■ Data provided
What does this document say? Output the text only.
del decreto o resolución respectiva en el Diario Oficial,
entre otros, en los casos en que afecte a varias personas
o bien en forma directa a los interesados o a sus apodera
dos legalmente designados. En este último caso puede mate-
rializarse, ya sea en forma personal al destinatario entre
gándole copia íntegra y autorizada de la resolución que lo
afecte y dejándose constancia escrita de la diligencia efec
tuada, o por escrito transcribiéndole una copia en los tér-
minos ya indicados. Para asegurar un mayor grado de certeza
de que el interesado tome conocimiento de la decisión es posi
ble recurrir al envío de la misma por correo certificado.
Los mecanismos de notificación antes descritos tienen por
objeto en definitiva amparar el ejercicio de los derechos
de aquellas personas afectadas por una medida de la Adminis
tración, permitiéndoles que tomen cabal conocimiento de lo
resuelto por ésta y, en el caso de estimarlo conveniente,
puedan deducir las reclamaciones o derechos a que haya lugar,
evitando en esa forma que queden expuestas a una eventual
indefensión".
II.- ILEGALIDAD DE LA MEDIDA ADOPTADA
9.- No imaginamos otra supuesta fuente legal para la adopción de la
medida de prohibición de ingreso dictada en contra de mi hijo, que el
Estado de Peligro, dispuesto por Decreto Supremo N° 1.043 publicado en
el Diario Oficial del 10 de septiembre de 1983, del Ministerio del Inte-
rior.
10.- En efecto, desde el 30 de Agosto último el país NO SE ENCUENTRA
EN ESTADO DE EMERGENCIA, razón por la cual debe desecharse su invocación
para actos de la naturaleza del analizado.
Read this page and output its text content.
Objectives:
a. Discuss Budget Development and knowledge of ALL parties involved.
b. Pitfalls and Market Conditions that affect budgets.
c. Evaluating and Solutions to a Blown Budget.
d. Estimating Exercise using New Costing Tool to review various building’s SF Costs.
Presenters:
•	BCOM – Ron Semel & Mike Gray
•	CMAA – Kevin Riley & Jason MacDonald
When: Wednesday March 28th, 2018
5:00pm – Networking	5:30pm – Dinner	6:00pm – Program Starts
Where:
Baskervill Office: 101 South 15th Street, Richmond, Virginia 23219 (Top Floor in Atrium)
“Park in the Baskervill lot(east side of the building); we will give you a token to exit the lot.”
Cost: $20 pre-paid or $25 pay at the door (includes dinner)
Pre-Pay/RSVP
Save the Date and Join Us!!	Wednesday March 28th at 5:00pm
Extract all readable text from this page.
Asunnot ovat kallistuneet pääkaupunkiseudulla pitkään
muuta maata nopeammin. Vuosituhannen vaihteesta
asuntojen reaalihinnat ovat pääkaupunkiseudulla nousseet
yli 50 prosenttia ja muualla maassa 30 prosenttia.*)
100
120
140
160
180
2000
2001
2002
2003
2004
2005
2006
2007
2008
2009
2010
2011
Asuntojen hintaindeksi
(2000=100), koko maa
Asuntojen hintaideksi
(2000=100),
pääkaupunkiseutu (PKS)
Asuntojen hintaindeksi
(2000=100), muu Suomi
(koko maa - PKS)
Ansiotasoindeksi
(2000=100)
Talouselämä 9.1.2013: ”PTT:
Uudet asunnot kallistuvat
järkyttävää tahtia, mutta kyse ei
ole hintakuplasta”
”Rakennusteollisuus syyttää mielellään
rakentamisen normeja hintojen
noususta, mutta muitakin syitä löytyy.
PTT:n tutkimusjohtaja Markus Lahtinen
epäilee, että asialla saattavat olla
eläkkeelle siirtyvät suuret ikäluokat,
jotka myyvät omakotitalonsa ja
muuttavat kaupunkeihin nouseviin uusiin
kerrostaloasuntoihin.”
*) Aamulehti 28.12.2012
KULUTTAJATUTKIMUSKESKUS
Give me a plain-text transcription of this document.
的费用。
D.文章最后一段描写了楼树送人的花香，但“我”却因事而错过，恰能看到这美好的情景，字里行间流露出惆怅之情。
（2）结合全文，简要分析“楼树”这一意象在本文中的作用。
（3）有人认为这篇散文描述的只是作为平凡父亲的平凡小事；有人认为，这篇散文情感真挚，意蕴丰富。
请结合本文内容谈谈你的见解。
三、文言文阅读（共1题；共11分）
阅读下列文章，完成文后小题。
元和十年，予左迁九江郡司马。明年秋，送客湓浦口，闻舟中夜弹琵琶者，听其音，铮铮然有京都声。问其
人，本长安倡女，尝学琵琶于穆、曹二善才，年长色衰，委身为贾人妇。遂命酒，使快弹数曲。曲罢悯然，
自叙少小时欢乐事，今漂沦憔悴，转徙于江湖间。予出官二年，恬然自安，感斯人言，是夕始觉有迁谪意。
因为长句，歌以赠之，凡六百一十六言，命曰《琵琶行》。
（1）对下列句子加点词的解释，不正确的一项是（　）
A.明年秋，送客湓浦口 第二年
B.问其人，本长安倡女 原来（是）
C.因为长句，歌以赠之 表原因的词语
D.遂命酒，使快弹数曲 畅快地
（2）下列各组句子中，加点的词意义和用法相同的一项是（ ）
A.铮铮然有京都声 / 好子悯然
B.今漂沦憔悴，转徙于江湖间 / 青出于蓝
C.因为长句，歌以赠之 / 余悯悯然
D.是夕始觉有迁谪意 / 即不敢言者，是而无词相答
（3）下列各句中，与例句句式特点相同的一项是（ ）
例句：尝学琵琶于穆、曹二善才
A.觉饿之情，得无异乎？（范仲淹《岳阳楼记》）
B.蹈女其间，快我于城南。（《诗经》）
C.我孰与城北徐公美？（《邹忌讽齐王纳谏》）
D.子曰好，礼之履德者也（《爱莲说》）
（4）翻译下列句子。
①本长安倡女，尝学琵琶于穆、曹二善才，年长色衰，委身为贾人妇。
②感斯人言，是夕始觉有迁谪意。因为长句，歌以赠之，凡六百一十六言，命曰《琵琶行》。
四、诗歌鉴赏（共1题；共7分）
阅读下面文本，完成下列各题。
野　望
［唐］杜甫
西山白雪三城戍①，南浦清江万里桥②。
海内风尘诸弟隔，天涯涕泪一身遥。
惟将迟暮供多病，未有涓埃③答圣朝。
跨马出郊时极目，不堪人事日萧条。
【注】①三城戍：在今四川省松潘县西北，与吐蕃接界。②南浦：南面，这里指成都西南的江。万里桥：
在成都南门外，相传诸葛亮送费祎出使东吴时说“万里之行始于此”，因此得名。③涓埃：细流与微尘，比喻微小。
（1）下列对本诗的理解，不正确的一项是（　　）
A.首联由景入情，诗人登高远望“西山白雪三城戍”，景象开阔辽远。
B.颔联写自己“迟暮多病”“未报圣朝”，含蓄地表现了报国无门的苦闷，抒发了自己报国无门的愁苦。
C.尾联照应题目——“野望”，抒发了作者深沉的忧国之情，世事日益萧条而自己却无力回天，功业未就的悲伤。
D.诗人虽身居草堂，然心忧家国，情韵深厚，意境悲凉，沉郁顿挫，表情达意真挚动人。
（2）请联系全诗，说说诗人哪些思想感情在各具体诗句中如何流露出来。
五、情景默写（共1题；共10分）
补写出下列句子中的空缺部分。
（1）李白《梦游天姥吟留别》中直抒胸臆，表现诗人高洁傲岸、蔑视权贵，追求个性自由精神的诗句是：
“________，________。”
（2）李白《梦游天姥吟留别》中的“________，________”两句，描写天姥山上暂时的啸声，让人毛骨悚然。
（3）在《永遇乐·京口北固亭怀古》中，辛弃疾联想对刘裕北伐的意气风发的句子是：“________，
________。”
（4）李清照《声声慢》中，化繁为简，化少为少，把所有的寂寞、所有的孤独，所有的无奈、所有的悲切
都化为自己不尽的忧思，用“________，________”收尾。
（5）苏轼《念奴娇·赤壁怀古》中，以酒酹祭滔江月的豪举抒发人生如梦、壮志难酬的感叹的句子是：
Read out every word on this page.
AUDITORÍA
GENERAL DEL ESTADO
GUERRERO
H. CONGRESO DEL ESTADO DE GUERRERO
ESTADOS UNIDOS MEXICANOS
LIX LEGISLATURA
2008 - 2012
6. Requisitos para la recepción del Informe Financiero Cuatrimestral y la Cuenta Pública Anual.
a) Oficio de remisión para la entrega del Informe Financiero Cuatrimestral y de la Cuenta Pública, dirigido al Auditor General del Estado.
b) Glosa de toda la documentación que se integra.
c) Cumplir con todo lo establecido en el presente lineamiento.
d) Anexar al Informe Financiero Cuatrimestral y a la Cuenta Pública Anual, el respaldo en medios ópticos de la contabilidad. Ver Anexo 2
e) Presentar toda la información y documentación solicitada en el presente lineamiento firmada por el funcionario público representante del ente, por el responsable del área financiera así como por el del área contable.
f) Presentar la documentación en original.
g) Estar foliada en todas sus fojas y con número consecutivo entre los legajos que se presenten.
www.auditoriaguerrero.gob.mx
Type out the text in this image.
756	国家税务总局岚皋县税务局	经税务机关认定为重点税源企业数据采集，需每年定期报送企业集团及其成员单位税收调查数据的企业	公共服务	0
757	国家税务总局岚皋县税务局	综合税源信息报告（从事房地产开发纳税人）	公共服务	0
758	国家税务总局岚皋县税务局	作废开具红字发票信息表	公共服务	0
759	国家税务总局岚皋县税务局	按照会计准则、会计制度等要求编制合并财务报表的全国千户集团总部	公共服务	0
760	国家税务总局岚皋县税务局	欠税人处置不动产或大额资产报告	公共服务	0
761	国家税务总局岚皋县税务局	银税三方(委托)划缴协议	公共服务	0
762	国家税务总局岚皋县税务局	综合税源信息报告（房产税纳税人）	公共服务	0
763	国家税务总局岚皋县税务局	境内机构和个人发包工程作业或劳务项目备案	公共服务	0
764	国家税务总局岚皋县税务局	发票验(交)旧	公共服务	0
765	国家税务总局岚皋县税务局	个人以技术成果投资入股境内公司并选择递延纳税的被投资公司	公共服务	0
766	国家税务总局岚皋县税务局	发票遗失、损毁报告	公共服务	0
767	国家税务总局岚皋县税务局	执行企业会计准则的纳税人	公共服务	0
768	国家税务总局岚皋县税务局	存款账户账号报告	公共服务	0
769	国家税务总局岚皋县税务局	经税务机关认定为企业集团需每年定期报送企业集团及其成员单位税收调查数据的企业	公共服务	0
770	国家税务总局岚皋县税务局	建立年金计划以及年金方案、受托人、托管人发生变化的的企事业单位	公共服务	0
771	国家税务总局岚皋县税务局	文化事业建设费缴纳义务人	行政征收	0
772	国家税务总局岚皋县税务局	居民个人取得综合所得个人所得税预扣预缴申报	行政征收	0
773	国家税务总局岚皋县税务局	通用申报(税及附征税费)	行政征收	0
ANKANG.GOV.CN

■ Directions
Take every line from the data that contains the word "曹二善才".

■ Output below
人，本长安倡女，尝学琵琶于穆、曹二善才，年长色衰，委身为贾人妇。遂命酒，使快弹数曲。曲罢悯然，
例句：尝学琵琶于穆、曹二善才
①本长安倡女，尝学琵琶于穆、曹二善才，年长色衰，委身为贾人妇。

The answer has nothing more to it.